Stored data
---------------
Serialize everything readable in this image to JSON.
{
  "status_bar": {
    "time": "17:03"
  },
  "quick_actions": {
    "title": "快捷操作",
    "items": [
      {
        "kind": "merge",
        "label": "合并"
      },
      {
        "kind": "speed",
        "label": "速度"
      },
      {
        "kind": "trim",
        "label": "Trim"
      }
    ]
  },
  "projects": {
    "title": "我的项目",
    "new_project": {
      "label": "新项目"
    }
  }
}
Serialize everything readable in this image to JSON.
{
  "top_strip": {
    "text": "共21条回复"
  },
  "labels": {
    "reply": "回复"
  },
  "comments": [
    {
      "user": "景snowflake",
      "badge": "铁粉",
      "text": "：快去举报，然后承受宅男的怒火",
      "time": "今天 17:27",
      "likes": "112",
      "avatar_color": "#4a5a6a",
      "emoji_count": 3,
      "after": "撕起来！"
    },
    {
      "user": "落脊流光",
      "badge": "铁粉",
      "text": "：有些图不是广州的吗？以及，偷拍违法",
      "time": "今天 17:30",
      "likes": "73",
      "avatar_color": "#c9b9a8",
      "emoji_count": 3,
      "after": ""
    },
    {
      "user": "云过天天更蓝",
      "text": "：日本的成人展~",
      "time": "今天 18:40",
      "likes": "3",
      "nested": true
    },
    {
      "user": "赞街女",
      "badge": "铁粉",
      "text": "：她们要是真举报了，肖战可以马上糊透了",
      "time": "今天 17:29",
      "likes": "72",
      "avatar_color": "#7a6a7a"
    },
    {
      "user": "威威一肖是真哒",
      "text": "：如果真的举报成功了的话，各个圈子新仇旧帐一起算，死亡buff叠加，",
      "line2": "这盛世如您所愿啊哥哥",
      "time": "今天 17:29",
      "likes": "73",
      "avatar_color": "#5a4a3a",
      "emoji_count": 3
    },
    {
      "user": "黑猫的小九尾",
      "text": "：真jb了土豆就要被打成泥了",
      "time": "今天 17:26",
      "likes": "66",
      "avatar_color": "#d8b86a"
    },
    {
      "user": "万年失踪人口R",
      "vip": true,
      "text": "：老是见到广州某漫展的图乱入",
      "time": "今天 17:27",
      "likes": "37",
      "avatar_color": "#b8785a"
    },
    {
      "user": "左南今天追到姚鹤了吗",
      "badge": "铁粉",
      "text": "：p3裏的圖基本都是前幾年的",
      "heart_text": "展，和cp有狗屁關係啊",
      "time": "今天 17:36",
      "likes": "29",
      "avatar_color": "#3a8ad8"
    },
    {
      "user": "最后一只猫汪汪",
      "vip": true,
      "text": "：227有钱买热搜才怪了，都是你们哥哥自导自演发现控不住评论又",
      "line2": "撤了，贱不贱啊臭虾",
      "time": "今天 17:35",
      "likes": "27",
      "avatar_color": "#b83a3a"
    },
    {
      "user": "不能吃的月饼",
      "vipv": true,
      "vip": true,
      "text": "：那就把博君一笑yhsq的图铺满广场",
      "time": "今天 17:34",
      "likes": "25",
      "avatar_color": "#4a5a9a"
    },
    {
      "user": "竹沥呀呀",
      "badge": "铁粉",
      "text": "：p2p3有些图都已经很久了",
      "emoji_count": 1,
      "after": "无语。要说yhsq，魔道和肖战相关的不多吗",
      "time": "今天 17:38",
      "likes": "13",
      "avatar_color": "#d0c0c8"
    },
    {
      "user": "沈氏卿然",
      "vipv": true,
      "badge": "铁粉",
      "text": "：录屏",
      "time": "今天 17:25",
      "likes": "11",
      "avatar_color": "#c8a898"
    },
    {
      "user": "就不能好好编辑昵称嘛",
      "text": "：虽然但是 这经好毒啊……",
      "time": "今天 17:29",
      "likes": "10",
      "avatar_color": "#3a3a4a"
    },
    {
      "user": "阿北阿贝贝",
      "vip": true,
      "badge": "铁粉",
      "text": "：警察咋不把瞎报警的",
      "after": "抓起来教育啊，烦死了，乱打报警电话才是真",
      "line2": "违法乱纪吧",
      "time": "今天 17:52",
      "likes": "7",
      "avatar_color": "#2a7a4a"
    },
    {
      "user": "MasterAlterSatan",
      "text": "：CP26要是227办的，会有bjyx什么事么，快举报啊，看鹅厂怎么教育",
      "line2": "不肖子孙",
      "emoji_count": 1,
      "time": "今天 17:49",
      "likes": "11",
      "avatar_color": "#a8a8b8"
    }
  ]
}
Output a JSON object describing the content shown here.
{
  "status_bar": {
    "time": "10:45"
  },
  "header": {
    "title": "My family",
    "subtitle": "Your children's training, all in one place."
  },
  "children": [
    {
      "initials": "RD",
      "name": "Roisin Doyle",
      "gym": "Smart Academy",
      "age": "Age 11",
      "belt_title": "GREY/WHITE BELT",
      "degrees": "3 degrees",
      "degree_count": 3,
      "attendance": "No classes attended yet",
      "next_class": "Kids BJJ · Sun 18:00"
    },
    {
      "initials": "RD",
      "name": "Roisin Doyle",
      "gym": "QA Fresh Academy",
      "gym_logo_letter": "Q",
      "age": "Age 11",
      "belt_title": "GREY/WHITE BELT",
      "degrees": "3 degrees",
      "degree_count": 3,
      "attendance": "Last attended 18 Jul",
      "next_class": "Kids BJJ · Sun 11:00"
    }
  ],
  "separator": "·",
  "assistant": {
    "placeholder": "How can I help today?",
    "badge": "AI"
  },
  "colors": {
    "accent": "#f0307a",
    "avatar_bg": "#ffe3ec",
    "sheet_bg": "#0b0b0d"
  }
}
---------------
AIM: Your task is to output all of the data above word for word.

FINISHED TASK:
Serialize everything readable in this image to JSON.
{
  "status_bar": {
    "time": "17:03"
  },
  "quick_actions": {
    "title": "快捷操作",
    "items": [
      {
        "kind": "merge",
        "label": "合并"
      },
      {
        "kind": "speed",
        "label": "速度"
      },
      {
        "kind": "trim",
        "label": "Trim"
      }
    ]
  },
  "projects": {
    "title": "我的项目",
    "new_project": {
      "label": "新项目"
    }
  }
}
Serialize everything readable in this image to JSON.
{
  "top_strip": {
    "text": "共21条回复"
  },
  "labels": {
    "reply": "回复"
  },
  "comments": [
    {
      "user": "景snowflake",
      "badge": "铁粉",
      "text": "：快去举报，然后承受宅男的怒火",
      "time": "今天 17:27",
      "likes": "112",
      "avatar_color": "#4a5a6a",
      "emoji_count": 3,
      "after": "撕起来！"
    },
    {
      "user": "落脊流光",
      "badge": "铁粉",
      "text": "：有些图不是广州的吗？以及，偷拍违法",
      "time": "今天 17:30",
      "likes": "73",
      "avatar_color": "#c9b9a8",
      "emoji_count": 3,
      "after": ""
    },
    {
      "user": "云过天天更蓝",
      "text": "：日本的成人展~",
      "time": "今天 18:40",
      "likes": "3",
      "nested": true
    },
    {
      "user": "赞街女",
      "badge": "铁粉",
      "text": "：她们要是真举报了，肖战可以马上糊透了",
      "time": "今天 17:29",
      "likes": "72",
      "avatar_color": "#7a6a7a"
    },
    {
      "user": "威威一肖是真哒",
      "text": "：如果真的举报成功了的话，各个圈子新仇旧帐一起算，死亡buff叠加，",
      "line2": "这盛世如您所愿啊哥哥",
      "time": "今天 17:29",
      "likes": "73",
      "avatar_color": "#5a4a3a",
      "emoji_count": 3
    },
    {
      "user": "黑猫的小九尾",
      "text": "：真jb了土豆就要被打成泥了",
      "time": "今天 17:26",
      "likes": "66",
      "avatar_color": "#d8b86a"
    },
    {
      "user": "万年失踪人口R",
      "vip": true,
      "text": "：老是见到广州某漫展的图乱入",
      "time": "今天 17:27",
      "likes": "37",
      "avatar_color": "#b8785a"
    },
    {
      "user": "左南今天追到姚鹤了吗",
      "badge": "铁粉",
      "text": "：p3裏的圖基本都是前幾年的",
      "heart_text": "展，和cp有狗屁關係啊",
      "time": "今天 17:36",
      "likes": "29",
      "avatar_color": "#3a8ad8"
    },
    {
      "user": "最后一只猫汪汪",
      "vip": true,
      "text": "：227有钱买热搜才怪了，都是你们哥哥自导自演发现控不住评论又",
      "line2": "撤了，贱不贱啊臭虾",
      "time": "今天 17:35",
      "likes": "27",
      "avatar_color": "#b83a3a"
    },
    {
      "user": "不能吃的月饼",
      "vipv": true,
      "vip": true,
      "text": "：那就把博君一笑yhsq的图铺满广场",
      "time": "今天 17:34",
      "likes": "25",
      "avatar_color": "#4a5a9a"
    },
    {
      "user": "竹沥呀呀",
      "badge": "铁粉",
      "text": "：p2p3有些图都已经很久了",
      "emoji_count": 1,
      "after": "无语。要说yhsq，魔道和肖战相关的不多吗",
      "time": "今天 17:38",
      "likes": "13",
      "avatar_color": "#d0c0c8"
    },
    {
      "user": "沈氏卿然",
      "vipv": true,
      "badge": "铁粉",
      "text": "：录屏",
      "time": "今天 17:25",
      "likes": "11",
      "avatar_color": "#c8a898"
    },
    {
      "user": "就不能好好编辑昵称嘛",
      "text": "：虽然但是 这经好毒啊……",
      "time": "今天 17:29",
      "likes": "10",
      "avatar_color": "#3a3a4a"
    },
    {
      "user": "阿北阿贝贝",
      "vip": true,
      "badge": "铁粉",
      "text": "：警察咋不把瞎报警的",
      "after": "抓起来教育啊，烦死了，乱打报警电话才是真",
      "line2": "违法乱纪吧",
      "time": "今天 17:52",
      "likes": "7",
      "avatar_color": "#2a7a4a"
    },
    {
      "user": "MasterAlterSatan",
      "text": "：CP26要是227办的，会有bjyx什么事么，快举报啊，看鹅厂怎么教育",
      "line2": "不肖子孙",
      "emoji_count": 1,
      "time": "今天 17:49",
      "likes": "11",
      "avatar_color": "#a8a8b8"
    }
  ]
}
Output a JSON object describing the content shown here.
{
  "status_bar": {
    "time": "10:45"
  },
  "header": {
    "title": "My family",
    "subtitle": "Your children's training, all in one place."
  },
  "children": [
    {
      "initials": "RD",
      "name": "Roisin Doyle",
      "gym": "Smart Academy",
      "age": "Age 11",
      "belt_title": "GREY/WHITE BELT",
      "degrees": "3 degrees",
      "degree_count": 3,
      "attendance": "No classes attended yet",
      "next_class": "Kids BJJ · Sun 18:00"
    },
    {
      "initials": "RD",
      "name": "Roisin Doyle",
      "gym": "QA Fresh Academy",
      "gym_logo_letter": "Q",
      "age": "Age 11",
      "belt_title": "GREY/WHITE BELT",
      "degrees": "3 degrees",
      "degree_count": 3,
      "attendance": "Last attended 18 Jul",
      "next_class": "Kids BJJ · Sun 11:00"
    }
  ],
  "separator": "·",
  "assistant": {
    "placeholder": "How can I help today?",
    "badge": "AI"
  },
  "colors": {
    "accent": "#f0307a",
    "avatar_bg": "#ffe3ec",
    "sheet_bg": "#0b0b0d"
  }
}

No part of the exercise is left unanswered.